-- 本文 --
..............................

作ったインスタンスプロファイルを削除してみます。
↓そのままInstance Profileを消そうとすると「先にIAM RoleをRemoveしろ」と怒られます。
$ aws iam delete-instance-profile --instance-profile-name test-profile-1113 An error occurred (DeleteConflict) when calling the DeleteInstanceProfile operation: Cannot delete entity, must remove roles from instance profile first.
↓そのままRoleを消そうとしても同じく、「先にIAM RoleをRemoveしろ」と怒られます。
$ aws iam delete-role --role-name test-profile-1113 An error occurred (DeleteConflict) when calling the DeleteRole operation: Cannot delete entity, must remove roles from instance profile first.
↓Removeしてから消すと消えます。IAM Roleは消えません。
$ aws iam remove-role-from-instance-profile --instance-profile-name test-profile-1113 --role-name test-dynamodb-role $ aws iam delete-instance-profile --instance-profile-name test-profile-1113
あと、昔作ったCloud9については特に何もしてなかったはずですが、もともとRoleとInstance Profileの名前が違います。スラッシュも一段多いので例外として注意が必要です。
タグ付与・閲覧について
AWS IAM RoleとIAM Instance Profileではコンソール上でのタグを操作する方法が異なります。また、resourcetaggingapiという共通APIから使えるアクションと使えないアクションがあります。
AWS IAM Roleへのタグ付け
AWS IAM Roleへのタグ付けは皆様おなじみのIAMコンソール及びIAM Role用の専用APItag-role、共通API resourcegroupstaggingapi tag-resourcesから可能です。Tag Editorからは付与できません。
IAMコンソールではここからつけられます。 このとき、IAM Instance Profileに紐づいたIAM Roleであっても、ここからタグ付けできるのはIAM Roleだけであることに注意してください。
AWS CLIだとこんな感じです。

..............................

-- 理解度の確認 --
1 - 本文によると、AWS IAM Roleへのタグ付けができない手段は何ですか。
2 - IAM Roleのタグ付けを扱った本文について、最後の文に続く部分を書き進めてください。

..............................

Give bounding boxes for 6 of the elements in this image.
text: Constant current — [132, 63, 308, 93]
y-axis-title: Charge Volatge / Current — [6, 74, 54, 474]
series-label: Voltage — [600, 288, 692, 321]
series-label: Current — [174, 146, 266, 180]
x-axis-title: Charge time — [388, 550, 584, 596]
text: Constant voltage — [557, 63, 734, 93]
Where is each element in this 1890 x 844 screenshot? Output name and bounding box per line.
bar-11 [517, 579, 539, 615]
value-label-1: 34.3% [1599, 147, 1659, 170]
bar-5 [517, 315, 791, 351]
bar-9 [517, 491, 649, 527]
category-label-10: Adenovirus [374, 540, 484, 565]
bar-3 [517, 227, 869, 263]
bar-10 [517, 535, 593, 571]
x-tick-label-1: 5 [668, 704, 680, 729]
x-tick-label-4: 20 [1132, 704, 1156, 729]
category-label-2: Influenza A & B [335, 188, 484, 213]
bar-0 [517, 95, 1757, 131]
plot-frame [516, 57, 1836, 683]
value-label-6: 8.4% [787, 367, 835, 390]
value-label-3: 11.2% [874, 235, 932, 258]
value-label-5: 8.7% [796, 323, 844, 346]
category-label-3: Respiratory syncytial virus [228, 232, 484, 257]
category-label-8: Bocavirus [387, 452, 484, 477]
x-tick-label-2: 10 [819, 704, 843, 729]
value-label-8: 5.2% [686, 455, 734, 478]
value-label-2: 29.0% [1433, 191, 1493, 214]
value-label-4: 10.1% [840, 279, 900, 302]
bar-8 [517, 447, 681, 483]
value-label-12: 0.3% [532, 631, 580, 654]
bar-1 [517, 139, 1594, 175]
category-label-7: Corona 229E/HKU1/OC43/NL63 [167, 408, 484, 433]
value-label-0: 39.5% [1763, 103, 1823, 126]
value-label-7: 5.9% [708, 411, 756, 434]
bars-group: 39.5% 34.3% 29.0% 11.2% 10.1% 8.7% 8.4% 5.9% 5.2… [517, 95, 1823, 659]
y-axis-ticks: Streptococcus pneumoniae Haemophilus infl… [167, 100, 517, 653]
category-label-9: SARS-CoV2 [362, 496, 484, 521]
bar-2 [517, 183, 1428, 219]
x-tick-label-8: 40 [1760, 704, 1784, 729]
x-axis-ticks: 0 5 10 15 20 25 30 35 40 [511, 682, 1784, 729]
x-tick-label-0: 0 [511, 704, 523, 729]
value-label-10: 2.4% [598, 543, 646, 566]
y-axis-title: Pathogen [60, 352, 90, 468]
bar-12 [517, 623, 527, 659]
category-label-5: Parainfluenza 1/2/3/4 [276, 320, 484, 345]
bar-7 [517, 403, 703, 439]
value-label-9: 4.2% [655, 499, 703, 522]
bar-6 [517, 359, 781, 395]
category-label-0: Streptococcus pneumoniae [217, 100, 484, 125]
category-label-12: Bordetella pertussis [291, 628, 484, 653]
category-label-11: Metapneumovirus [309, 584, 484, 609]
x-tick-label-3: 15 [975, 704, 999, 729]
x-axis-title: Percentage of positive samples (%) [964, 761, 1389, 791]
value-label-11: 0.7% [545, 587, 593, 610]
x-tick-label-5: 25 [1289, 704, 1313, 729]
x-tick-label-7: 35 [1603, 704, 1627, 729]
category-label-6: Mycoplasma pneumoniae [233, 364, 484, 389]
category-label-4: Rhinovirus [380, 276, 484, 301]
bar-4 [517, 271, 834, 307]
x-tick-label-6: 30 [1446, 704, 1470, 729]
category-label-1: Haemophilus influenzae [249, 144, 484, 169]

..............................

-- 解答一覧 --
1 - Tag Editorです。

2 -
専用API tag-role
$ aws iam tag-role --role-name SSMManagedInstanceCore --tags Key=test,Value=role-tag
または共通API resourcegroupstaggingapi tag-resources
$ aws resourcegroupstaggingapi tag-resources \ --resource-arn-list arn:aws:iam::351611181035:role/SSMManagedInstanceCore \ --tags test=role-tag
この場合、Keyがtest、Valueがrole-tagのタグが付きます。
また、タグエディタからはIAM Roleにタグを付与したり、そもそも参照したりすることが出来ません。
公式ドキュメントResource types you can use with AWS Resource Groups and Tag Editorにも以下のように書いてあります。
IAM Instance Profileへのタグ付け
IAM Instance Profileへのタグ付けは、Tag Editor及びInstance Profile用の専用APIiam tag-instance-profile、共通API resourcegroupstaggingapi tag-resourcesから可能です。IAMコンソール上では付与できません。
タグエディタからの実施画面は以下の通りです。Key=test, Value=tag-editorというタグを付けてみましょう。
AWS CLI または AWS API を使用するときに、インスタンスプロファイルにタグを付けることができます。 https://docs.aws.amazon.com/ja_jp/IAM/latest/UserGuide/id_tags_instance-profiles.html
AWS CLIだとこんな感じです。Key=test2, Value=Instanceprofile-tagを追加しています。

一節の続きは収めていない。